**Set task**
Repeat the records exactly. Every line must match.

**Extracted data**
--- Begin ---

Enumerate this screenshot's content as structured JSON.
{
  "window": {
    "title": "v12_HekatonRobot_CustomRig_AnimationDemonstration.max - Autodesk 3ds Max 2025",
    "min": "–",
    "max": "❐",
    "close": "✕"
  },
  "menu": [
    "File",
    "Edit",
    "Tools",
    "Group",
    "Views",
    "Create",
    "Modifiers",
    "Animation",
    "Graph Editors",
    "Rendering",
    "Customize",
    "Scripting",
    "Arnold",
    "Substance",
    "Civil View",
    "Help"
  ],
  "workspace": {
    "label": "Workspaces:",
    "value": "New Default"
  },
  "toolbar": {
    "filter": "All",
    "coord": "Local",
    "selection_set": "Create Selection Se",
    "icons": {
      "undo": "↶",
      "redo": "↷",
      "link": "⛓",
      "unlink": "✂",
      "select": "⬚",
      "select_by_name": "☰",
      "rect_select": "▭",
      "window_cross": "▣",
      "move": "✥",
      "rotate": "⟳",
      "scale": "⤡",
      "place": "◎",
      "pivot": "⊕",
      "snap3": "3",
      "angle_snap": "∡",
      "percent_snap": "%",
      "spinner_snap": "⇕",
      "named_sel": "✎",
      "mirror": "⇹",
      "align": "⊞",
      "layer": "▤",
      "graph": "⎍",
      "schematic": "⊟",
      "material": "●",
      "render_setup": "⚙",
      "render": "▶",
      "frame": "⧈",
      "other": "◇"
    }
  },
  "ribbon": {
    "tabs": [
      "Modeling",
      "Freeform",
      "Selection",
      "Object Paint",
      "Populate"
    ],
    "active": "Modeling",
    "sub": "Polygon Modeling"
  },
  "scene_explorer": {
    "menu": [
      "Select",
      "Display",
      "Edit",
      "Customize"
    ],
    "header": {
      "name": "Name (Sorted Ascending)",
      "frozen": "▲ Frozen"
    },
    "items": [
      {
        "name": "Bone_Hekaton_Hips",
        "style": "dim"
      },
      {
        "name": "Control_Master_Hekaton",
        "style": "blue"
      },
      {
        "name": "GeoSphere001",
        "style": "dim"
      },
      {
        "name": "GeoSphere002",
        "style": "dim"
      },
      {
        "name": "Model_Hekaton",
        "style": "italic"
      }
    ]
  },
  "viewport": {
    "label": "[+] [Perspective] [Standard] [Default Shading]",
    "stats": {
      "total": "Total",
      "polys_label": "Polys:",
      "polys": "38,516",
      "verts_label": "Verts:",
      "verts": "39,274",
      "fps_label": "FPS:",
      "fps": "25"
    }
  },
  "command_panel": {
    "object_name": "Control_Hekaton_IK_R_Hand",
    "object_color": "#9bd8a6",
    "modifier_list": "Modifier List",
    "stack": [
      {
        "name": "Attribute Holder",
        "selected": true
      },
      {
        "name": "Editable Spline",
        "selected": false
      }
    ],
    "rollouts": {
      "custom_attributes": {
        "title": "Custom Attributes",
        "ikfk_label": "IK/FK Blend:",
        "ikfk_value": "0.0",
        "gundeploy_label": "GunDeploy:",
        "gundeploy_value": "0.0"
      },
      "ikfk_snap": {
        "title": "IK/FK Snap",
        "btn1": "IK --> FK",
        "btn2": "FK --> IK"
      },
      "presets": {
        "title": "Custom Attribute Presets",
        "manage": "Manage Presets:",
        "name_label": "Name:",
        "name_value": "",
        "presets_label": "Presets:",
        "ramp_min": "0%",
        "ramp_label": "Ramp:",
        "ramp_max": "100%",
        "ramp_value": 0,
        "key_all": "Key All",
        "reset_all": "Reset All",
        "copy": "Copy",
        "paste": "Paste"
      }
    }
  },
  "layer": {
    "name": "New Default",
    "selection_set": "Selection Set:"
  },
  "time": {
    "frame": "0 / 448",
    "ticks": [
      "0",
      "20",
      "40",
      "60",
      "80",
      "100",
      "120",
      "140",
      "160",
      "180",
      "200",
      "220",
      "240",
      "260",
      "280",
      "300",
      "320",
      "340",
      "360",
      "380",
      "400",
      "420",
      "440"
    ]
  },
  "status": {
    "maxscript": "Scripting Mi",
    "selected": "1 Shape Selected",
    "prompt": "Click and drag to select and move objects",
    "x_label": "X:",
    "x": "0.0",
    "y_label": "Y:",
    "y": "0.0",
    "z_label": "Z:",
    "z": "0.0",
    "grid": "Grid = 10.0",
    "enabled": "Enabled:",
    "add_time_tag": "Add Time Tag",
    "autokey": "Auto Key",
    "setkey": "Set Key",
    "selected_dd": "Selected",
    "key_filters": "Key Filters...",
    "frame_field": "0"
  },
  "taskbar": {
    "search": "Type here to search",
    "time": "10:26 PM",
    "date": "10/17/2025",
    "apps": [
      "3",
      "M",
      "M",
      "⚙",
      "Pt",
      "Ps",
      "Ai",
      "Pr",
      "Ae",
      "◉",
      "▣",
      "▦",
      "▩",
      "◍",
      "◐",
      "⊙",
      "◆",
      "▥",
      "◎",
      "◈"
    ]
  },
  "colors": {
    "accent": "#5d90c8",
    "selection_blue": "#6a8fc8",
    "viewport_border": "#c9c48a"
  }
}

--- End ---

**Finished answer**
Enumerate this screenshot's content as structured JSON.
{
  "window": {
    "title": "v12_HekatonRobot_CustomRig_AnimationDemonstration.max - Autodesk 3ds Max 2025",
    "min": "–",
    "max": "❐",
    "close": "✕"
  },
  "menu": [
    "File",
    "Edit",
    "Tools",
    "Group",
    "Views",
    "Create",
    "Modifiers",
    "Animation",
    "Graph Editors",
    "Rendering",
    "Customize",
    "Scripting",
    "Arnold",
    "Substance",
    "Civil View",
    "Help"
  ],
  "workspace": {
    "label": "Workspaces:",
    "value": "New Default"
  },
  "toolbar": {
    "filter": "All",
    "coord": "Local",
    "selection_set": "Create Selection Se",
    "icons": {
      "undo": "↶",
      "redo": "↷",
      "link": "⛓",
      "unlink": "✂",
      "select": "⬚",
      "select_by_name": "☰",
      "rect_select": "▭",
      "window_cross": "▣",
      "move": "✥",
      "rotate": "⟳",
      "scale": "⤡",
      "place": "◎",
      "pivot": "⊕",
      "snap3": "3",
      "angle_snap": "∡",
      "percent_snap": "%",
      "spinner_snap": "⇕",
      "named_sel": "✎",
      "mirror": "⇹",
      "align": "⊞",
      "layer": "▤",
      "graph": "⎍",
      "schematic": "⊟",
      "material": "●",
      "render_setup": "⚙",
      "render": "▶",
      "frame": "⧈",
      "other": "◇"
    }
  },
  "ribbon": {
    "tabs": [
      "Modeling",
      "Freeform",
      "Selection",
      "Object Paint",
      "Populate"
    ],
    "active": "Modeling",
    "sub": "Polygon Modeling"
  },
  "scene_explorer": {
    "menu": [
      "Select",
      "Display",
      "Edit",
      "Customize"
    ],
    "header": {
      "name": "Name (Sorted Ascending)",
      "frozen": "▲ Frozen"
    },
    "items": [
      {
        "name": "Bone_Hekaton_Hips",
        "style": "dim"
      },
      {
        "name": "Control_Master_Hekaton",
        "style": "blue"
      },
      {
        "name": "GeoSphere001",
        "style": "dim"
      },
      {
        "name": "GeoSphere002",
        "style": "dim"
      },
      {
        "name": "Model_Hekaton",
        "style": "italic"
      }
    ]
  },
  "viewport": {
    "label": "[+] [Perspective] [Standard] [Default Shading]",
    "stats": {
      "total": "Total",
      "polys_label": "Polys:",
      "polys": "38,516",
      "verts_label": "Verts:",
      "verts": "39,274",
      "fps_label": "FPS:",
      "fps": "25"
    }
  },
  "command_panel": {
    "object_name": "Control_Hekaton_IK_R_Hand",
    "object_color": "#9bd8a6",
    "modifier_list": "Modifier List",
    "stack": [
      {
        "name": "Attribute Holder",
        "selected": true
      },
      {
        "name": "Editable Spline",
        "selected": false
      }
    ],
    "rollouts": {
      "custom_attributes": {
        "title": "Custom Attributes",
        "ikfk_label": "IK/FK Blend:",
        "ikfk_value": "0.0",
        "gundeploy_label": "GunDeploy:",
        "gundeploy_value": "0.0"
      },
      "ikfk_snap": {
        "title": "IK/FK Snap",
        "btn1": "IK --> FK",
        "btn2": "FK --> IK"
      },
      "presets": {
        "title": "Custom Attribute Presets",
        "manage": "Manage Presets:",
        "name_label": "Name:",
        "name_value": "",
        "presets_label": "Presets:",
        "ramp_min": "0%",
        "ramp_label": "Ramp:",
        "ramp_max": "100%",
        "ramp_value": 0,
        "key_all": "Key All",
        "reset_all": "Reset All",
        "copy": "Copy",
        "paste": "Paste"
      }
    }
  },
  "layer": {
    "name": "New Default",
    "selection_set": "Selection Set:"
  },
  "time": {
    "frame": "0 / 448",
    "ticks": [
      "0",
      "20",
      "40",
      "60",
      "80",
      "100",
      "120",
      "140",
      "160",
      "180",
      "200",
      "220",
      "240",
      "260",
      "280",
      "300",
      "320",
      "340",
      "360",
      "380",
      "400",
      "420",
      "440"
    ]
  },
  "status": {
    "maxscript": "Scripting Mi",
    "selected": "1 Shape Selected",
    "prompt": "Click and drag to select and move objects",
    "x_label": "X:",
    "x": "0.0",
    "y_label": "Y:",
    "y": "0.0",
    "z_label": "Z:",
    "z": "0.0",
    "grid": "Grid = 10.0",
    "enabled": "Enabled:",
    "add_time_tag": "Add Time Tag",
    "autokey": "Auto Key",
    "setkey": "Set Key",
    "selected_dd": "Selected",
    "key_filters": "Key Filters...",
    "frame_field": "0"
  },
  "taskbar": {
    "search": "Type here to search",
    "time": "10:26 PM",
    "date": "10/17/2025",
    "apps": [
      "3",
      "M",
      "M",
      "⚙",
      "Pt",
      "Ps",
      "Ai",
      "Pr",
      "Ae",
      "◉",
      "▣",
      "▦",
      "▩",
      "◍",
      "◐",
      "⊙",
      "◆",
      "▥",
      "◎",
      "◈"
    ]
  },
  "colors": {
    "accent": "#5d90c8",
    "selection_blue": "#6a8fc8",
    "viewport_border": "#c9c48a"
  }
}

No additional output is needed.